The exercise> Extract the full set of records that follows, word for word.

------ Provided data ------

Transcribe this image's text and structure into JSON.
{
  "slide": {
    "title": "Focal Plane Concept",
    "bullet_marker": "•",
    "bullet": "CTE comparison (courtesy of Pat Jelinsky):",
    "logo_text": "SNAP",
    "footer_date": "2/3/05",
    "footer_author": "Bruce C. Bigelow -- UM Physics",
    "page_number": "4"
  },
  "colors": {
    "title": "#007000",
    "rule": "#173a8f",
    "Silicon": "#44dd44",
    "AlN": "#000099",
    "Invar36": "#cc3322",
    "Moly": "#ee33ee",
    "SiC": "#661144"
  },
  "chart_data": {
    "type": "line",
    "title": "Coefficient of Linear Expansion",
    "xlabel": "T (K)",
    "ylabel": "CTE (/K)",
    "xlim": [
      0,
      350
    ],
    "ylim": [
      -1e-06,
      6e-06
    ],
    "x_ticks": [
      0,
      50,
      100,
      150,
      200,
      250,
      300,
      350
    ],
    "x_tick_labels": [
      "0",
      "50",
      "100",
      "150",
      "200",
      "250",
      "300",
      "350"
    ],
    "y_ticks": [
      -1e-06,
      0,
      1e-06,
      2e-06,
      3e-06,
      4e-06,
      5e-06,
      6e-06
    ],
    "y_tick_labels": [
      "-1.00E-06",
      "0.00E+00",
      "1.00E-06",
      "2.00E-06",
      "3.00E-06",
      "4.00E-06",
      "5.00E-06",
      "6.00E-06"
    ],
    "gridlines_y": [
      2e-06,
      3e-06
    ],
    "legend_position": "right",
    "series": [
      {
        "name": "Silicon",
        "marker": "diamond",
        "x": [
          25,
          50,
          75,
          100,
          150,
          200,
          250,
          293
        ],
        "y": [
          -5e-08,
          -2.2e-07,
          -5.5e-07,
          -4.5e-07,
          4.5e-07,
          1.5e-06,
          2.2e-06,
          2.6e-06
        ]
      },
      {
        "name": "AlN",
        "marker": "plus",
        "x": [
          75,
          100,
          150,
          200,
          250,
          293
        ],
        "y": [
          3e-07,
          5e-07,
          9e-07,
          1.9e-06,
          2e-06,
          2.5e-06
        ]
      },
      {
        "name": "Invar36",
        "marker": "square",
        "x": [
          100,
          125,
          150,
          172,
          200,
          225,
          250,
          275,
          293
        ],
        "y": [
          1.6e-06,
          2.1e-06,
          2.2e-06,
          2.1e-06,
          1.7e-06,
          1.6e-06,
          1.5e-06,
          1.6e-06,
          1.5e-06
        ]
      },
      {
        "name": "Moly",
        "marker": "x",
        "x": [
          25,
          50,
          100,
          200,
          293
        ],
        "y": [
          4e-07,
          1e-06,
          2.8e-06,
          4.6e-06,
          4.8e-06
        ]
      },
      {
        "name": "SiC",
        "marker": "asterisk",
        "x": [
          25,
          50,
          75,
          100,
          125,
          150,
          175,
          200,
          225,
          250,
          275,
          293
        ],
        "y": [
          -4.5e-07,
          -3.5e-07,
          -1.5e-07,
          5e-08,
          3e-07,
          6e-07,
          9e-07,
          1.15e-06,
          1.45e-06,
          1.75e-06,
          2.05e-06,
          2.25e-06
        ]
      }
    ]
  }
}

------

Reply to the exercise>
Transcribe this image's text and structure into JSON.
{
  "slide": {
    "title": "Focal Plane Concept",
    "bullet_marker": "•",
    "bullet": "CTE comparison (courtesy of Pat Jelinsky):",
    "logo_text": "SNAP",
    "footer_date": "2/3/05",
    "footer_author": "Bruce C. Bigelow -- UM Physics",
    "page_number": "4"
  },
  "colors": {
    "title": "#007000",
    "rule": "#173a8f",
    "Silicon": "#44dd44",
    "AlN": "#000099",
    "Invar36": "#cc3322",
    "Moly": "#ee33ee",
    "SiC": "#661144"
  },
  "chart_data": {
    "type": "line",
    "title": "Coefficient of Linear Expansion",
    "xlabel": "T (K)",
    "ylabel": "CTE (/K)",
    "xlim": [
      0,
      350
    ],
    "ylim": [
      -1e-06,
      6e-06
    ],
    "x_ticks": [
      0,
      50,
      100,
      150,
      200,
      250,
      300,
      350
    ],
    "x_tick_labels": [
      "0",
      "50",
      "100",
      "150",
      "200",
      "250",
      "300",
      "350"
    ],
    "y_ticks": [
      -1e-06,
      0,
      1e-06,
      2e-06,
      3e-06,
      4e-06,
      5e-06,
      6e-06
    ],
    "y_tick_labels": [
      "-1.00E-06",
      "0.00E+00",
      "1.00E-06",
      "2.00E-06",
      "3.00E-06",
      "4.00E-06",
      "5.00E-06",
      "6.00E-06"
    ],
    "gridlines_y": [
      2e-06,
      3e-06
    ],
    "legend_position": "right",
    "series": [
      {
        "name": "Silicon",
        "marker": "diamond",
        "x": [
          25,
          50,
          75,
          100,
          150,
          200,
          250,
          293
        ],
        "y": [
          -5e-08,
          -2.2e-07,
          -5.5e-07,
          -4.5e-07,
          4.5e-07,
          1.5e-06,
          2.2e-06,
          2.6e-06
        ]
      },
      {
        "name": "AlN",
        "marker": "plus",
        "x": [
          75,
          100,
          150,
          200,
          250,
          293
        ],
        "y": [
          3e-07,
          5e-07,
          9e-07,
          1.9e-06,
          2e-06,
          2.5e-06
        ]
      },
      {
        "name": "Invar36",
        "marker": "square",
        "x": [
          100,
          125,
          150,
          172,
          200,
          225,
          250,
          275,
          293
        ],
        "y": [
          1.6e-06,
          2.1e-06,
          2.2e-06,
          2.1e-06,
          1.7e-06,
          1.6e-06,
          1.5e-06,
          1.6e-06,
          1.5e-06
        ]
      },
      {
        "name": "Moly",
        "marker": "x",
        "x": [
          25,
          50,
          100,
          200,
          293
        ],
        "y": [
          4e-07,
          1e-06,
          2.8e-06,
          4.6e-06,
          4.8e-06
        ]
      },
      {
        "name": "SiC",
        "marker": "asterisk",
        "x": [
          25,
          50,
          75,
          100,
          125,
          150,
          175,
          200,
          225,
          250,
          275,
          293
        ],
        "y": [
          -4.5e-07,
          -3.5e-07,
          -1.5e-07,
          5e-08,
          3e-07,
          6e-07,
          9e-07,
          1.15e-06,
          1.45e-06,
          1.75e-06,
          2.05e-06,
          2.25e-06
        ]
      }
    ]
  }
}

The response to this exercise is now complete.